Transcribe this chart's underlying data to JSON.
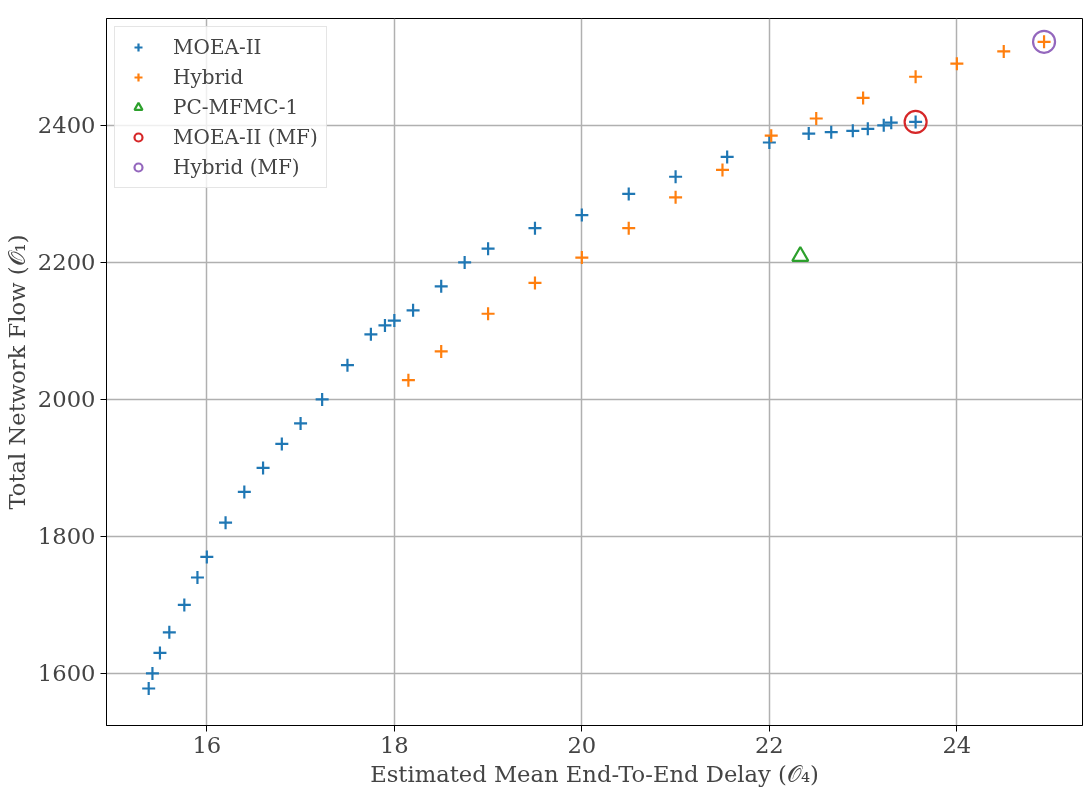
{
  "chart_data": {
    "type": "scatter",
    "xlabel": "Estimated Mean End-To-End Delay (𝒪₄)",
    "ylabel": "Total Network Flow (𝒪₁)",
    "xlim": [
      14.93,
      25.34
    ],
    "ylim": [
      1524,
      2556
    ],
    "xticks": [
      16,
      18,
      20,
      22,
      24
    ],
    "yticks": [
      1600,
      1800,
      2000,
      2200,
      2400
    ],
    "grid": true,
    "legend": "top left",
    "series": [
      {
        "name": "MOEA-II",
        "color": "#1f77b4",
        "marker": "cross",
        "x": [
          15.38,
          15.42,
          15.5,
          15.6,
          15.76,
          15.9,
          16.0,
          16.2,
          16.4,
          16.6,
          16.8,
          17.0,
          17.23,
          17.5,
          17.75,
          17.9,
          18.0,
          18.2,
          18.5,
          18.75,
          19.0,
          19.5,
          20.0,
          20.5,
          21.0,
          21.55,
          22.0,
          22.42,
          22.66,
          22.89,
          23.05,
          23.22,
          23.3,
          23.56
        ],
        "values": [
          1578,
          1600,
          1630,
          1660,
          1700,
          1740,
          1770,
          1820,
          1865,
          1900,
          1935,
          1965,
          2000,
          2050,
          2095,
          2108,
          2115,
          2130,
          2165,
          2200,
          2220,
          2250,
          2269,
          2300,
          2325,
          2354,
          2375,
          2388,
          2390,
          2392,
          2395,
          2400,
          2404,
          2405
        ]
      },
      {
        "name": "Hybrid",
        "color": "#ff7f0e",
        "marker": "cross",
        "x": [
          18.15,
          18.5,
          19.0,
          19.5,
          20.0,
          20.5,
          21.0,
          21.5,
          22.02,
          22.5,
          23.0,
          23.56,
          24.0,
          24.5,
          24.93
        ],
        "values": [
          2028,
          2070,
          2125,
          2170,
          2207,
          2250,
          2295,
          2335,
          2385,
          2410,
          2440,
          2471,
          2490,
          2508,
          2522
        ]
      },
      {
        "name": "PC-MFMC-1",
        "color": "#2ca02c",
        "marker": "triangle",
        "x": [
          22.33
        ],
        "values": [
          2209
        ]
      },
      {
        "name": "MOEA-II (MF)",
        "color": "#d62728",
        "marker": "circle",
        "x": [
          23.56
        ],
        "values": [
          2405
        ]
      },
      {
        "name": "Hybrid (MF)",
        "color": "#9467bd",
        "marker": "circle",
        "x": [
          24.93
        ],
        "values": [
          2522
        ]
      }
    ]
  }
}
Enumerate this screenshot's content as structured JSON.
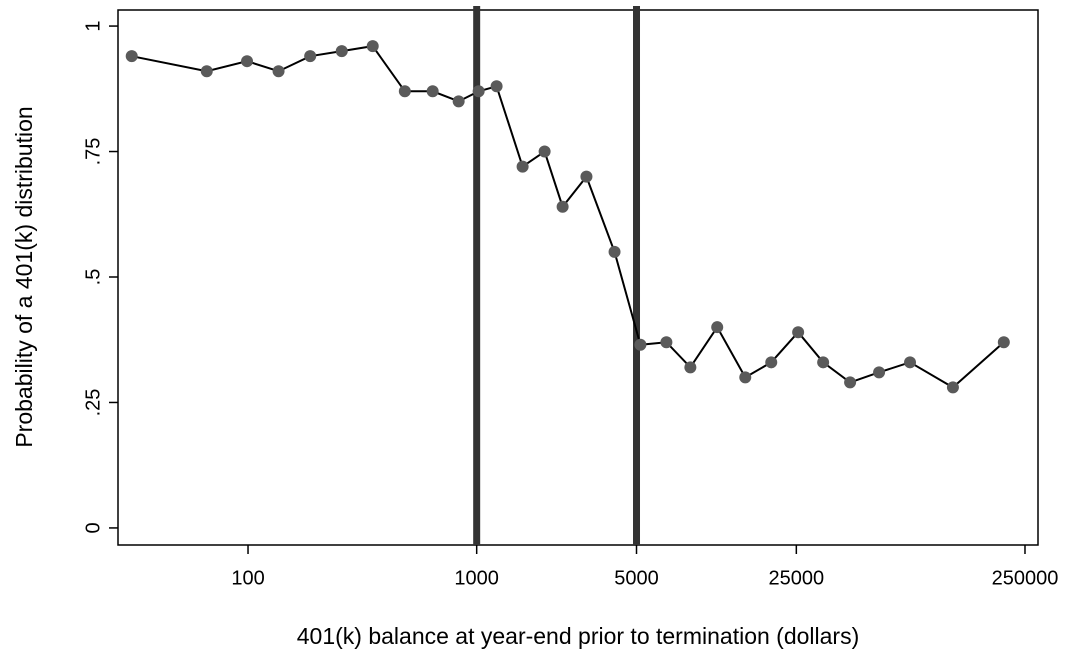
{
  "chart_data": {
    "type": "line",
    "xlabel": "401(k) balance at year-end prior to termination (dollars)",
    "ylabel": "Probability of a 401(k) distribution",
    "x": [
      31,
      66,
      99,
      136,
      187,
      257,
      351,
      485,
      642,
      834,
      1020,
      1222,
      1588,
      1982,
      2376,
      3020,
      4008,
      5200,
      6756,
      8600,
      11270,
      14950,
      19420,
      25460,
      32750,
      42960,
      57510,
      78540,
      121000,
      202000
    ],
    "series": [
      {
        "color": "#5a5a5a",
        "values": [
          0.94,
          0.91,
          0.93,
          0.91,
          0.94,
          0.95,
          0.96,
          0.87,
          0.87,
          0.85,
          0.87,
          0.88,
          0.72,
          0.75,
          0.64,
          0.7,
          0.55,
          0.365,
          0.37,
          0.32,
          0.4,
          0.3,
          0.33,
          0.39,
          0.33,
          0.29,
          0.31,
          0.33,
          0.28,
          0.37
        ]
      }
    ],
    "xscale": "log",
    "xlim": [
      27,
      285000
    ],
    "xticks": [
      100,
      1000,
      5000,
      25000,
      250000
    ],
    "ylim": [
      -0.034,
      1.032
    ],
    "yticks": [
      0,
      {
        "value": 0.25,
        "label": ".25"
      },
      {
        "value": 0.5,
        "label": ".5"
      },
      {
        "value": 0.75,
        "label": ".75"
      },
      1
    ],
    "reference_lines": [
      1000,
      5000
    ],
    "reference_color": "#333333"
  }
}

******************************

* DIRECTIVE:
Return the lines of the records that include the string "ylabel".

* WORKED ANSWER:
    "ylabel": "Total Network Flow (𝒪₁)",
    "ylabel": "Probability of a 401(k) distribution",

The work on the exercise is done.